## Dataset content

════

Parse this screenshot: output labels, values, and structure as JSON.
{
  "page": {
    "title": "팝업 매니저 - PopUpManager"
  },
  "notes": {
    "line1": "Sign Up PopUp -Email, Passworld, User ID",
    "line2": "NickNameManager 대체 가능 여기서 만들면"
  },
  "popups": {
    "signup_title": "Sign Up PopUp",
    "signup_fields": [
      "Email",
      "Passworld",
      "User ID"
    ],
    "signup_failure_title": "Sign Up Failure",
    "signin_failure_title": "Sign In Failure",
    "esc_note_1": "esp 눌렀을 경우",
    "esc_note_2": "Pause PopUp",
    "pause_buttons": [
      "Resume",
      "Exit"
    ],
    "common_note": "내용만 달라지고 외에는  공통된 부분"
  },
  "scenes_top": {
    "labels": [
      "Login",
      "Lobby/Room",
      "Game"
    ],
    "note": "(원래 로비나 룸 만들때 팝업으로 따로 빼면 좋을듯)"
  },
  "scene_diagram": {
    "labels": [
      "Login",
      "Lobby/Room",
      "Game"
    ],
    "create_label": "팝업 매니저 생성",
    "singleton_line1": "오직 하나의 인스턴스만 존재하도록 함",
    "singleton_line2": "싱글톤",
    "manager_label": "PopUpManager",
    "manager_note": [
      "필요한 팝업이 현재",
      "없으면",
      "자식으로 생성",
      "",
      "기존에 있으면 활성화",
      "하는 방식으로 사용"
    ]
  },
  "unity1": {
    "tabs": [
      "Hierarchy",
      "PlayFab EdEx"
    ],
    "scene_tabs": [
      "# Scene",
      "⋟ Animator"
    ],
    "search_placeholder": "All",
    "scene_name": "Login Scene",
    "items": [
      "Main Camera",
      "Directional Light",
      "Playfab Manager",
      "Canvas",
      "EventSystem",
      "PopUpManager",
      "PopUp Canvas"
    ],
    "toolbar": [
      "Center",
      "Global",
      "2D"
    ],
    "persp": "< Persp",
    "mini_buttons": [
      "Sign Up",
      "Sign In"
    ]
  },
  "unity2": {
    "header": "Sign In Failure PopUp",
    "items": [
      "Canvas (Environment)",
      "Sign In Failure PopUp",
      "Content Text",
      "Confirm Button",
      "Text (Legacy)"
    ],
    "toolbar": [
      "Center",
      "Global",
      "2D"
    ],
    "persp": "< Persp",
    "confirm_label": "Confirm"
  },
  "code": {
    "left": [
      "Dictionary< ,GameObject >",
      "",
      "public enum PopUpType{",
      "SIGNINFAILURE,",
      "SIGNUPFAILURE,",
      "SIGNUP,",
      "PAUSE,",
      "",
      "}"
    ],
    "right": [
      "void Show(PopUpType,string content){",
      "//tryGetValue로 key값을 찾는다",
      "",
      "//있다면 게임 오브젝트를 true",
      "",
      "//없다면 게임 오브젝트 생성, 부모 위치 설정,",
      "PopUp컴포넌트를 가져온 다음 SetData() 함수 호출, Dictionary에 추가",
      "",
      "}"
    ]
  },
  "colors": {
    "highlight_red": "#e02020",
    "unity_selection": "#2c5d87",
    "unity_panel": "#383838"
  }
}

════

## Given instruction
Look over the listing above. Pick out and copy every line that includes "PopUpType".

## Solution
      "public enum PopUpType{",
      "void Show(PopUpType,string content){",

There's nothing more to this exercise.